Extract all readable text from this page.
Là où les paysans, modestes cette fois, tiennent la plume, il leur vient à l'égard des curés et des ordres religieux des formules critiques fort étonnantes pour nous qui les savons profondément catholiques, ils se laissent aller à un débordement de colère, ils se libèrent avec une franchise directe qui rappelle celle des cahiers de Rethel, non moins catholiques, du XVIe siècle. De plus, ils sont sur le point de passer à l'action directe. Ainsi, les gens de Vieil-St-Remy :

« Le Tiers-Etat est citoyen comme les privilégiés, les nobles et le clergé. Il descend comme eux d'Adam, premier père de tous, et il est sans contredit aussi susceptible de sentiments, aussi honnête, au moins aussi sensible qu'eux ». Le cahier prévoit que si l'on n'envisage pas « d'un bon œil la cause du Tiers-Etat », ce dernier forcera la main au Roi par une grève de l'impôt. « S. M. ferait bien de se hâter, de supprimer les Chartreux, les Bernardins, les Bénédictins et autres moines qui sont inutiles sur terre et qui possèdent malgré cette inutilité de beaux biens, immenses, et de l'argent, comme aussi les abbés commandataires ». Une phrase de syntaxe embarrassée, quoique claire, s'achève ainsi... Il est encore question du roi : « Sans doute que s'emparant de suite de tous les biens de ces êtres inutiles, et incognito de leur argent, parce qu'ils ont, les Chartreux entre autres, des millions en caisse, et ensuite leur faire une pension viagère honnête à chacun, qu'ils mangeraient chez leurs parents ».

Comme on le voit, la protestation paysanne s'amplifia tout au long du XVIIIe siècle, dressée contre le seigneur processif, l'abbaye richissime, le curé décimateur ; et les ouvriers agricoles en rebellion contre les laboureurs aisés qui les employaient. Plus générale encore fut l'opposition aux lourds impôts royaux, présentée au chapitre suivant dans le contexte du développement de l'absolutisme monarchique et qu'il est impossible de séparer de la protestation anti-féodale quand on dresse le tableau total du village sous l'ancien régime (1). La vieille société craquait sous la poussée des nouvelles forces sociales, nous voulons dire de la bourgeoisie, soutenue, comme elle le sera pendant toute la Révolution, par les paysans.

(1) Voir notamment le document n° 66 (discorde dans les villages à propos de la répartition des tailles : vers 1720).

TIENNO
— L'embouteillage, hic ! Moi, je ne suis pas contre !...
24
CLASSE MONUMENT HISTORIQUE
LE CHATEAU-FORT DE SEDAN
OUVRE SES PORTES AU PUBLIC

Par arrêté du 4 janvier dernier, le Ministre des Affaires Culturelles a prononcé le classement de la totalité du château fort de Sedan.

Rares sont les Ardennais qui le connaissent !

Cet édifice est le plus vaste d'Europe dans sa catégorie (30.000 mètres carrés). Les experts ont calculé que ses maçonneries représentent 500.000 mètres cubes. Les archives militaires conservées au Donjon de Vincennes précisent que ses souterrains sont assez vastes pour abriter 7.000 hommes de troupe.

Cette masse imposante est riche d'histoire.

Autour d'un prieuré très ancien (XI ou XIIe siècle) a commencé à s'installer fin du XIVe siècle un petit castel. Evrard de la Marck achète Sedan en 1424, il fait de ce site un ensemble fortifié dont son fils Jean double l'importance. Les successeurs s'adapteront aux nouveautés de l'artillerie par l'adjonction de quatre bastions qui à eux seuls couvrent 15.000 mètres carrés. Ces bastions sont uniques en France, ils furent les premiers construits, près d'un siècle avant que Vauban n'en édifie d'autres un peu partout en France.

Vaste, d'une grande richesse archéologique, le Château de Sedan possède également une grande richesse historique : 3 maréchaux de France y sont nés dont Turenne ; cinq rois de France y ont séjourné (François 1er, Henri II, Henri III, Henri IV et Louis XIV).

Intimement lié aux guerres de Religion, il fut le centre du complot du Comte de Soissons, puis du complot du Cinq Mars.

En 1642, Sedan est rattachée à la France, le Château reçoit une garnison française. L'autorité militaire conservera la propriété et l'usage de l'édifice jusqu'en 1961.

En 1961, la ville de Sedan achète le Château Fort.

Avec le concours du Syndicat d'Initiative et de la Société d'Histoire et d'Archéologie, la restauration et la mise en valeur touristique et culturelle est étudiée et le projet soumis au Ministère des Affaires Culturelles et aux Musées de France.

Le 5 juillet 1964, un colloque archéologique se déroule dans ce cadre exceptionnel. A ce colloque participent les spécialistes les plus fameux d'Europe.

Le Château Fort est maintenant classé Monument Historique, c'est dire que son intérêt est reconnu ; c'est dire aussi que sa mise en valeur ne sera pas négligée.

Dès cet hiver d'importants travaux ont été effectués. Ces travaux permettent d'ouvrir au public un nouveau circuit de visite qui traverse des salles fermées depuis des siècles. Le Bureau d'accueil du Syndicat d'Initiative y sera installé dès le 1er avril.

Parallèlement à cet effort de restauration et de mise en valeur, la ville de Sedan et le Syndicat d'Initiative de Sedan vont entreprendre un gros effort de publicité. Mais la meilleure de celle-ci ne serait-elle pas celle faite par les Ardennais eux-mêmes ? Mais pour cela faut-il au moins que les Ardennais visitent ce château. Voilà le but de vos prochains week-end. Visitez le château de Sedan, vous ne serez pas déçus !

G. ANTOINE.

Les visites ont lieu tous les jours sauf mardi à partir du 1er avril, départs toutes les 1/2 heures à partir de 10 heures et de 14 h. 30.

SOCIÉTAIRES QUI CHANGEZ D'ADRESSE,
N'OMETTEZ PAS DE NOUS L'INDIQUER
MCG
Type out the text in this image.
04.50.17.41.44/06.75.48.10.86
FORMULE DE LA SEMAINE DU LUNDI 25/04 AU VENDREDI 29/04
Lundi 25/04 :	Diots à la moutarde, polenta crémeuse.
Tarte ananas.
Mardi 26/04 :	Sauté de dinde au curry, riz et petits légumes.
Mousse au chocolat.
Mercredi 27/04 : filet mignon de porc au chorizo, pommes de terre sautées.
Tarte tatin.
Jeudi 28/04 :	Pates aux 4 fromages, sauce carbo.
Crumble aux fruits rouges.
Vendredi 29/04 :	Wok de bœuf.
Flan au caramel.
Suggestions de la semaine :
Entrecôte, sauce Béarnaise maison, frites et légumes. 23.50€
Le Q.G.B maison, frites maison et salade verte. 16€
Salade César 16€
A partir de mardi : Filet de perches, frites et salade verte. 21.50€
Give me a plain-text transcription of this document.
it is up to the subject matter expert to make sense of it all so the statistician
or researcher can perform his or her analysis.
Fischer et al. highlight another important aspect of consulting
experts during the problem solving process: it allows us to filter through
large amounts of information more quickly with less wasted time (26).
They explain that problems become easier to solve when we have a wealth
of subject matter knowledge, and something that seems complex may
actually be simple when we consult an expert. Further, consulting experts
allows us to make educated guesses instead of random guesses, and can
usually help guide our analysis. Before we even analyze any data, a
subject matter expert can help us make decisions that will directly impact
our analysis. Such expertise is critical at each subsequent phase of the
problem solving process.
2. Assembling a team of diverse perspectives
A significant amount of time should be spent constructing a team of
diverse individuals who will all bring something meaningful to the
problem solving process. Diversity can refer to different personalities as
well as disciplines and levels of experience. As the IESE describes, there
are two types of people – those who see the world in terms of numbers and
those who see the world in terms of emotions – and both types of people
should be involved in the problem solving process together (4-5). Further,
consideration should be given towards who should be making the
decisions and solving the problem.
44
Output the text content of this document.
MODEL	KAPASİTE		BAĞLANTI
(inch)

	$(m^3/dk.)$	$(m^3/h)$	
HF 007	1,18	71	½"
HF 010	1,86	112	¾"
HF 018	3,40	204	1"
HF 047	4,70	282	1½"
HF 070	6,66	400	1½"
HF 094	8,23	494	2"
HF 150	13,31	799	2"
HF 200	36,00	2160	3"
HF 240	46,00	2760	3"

---------------

Problem to work on:
Give the lines exactly as they stand, from the line with "Output the text content of this document." through the end of the material.

The result:
Output the text content of this document.
MODEL	KAPASİTE		BAĞLANTI
(inch)

	$(m^3/dk.)$	$(m^3/h)$	
HF 007	1,18	71	½"
HF 010	1,86	112	¾"
HF 018	3,40	204	1"
HF 047	4,70	282	1½"
HF 070	6,66	400	1½"
HF 094	8,23	494	2"
HF 150	13,31	799	2"
HF 200	36,00	2160	3"
HF 240	46,00	2760	3"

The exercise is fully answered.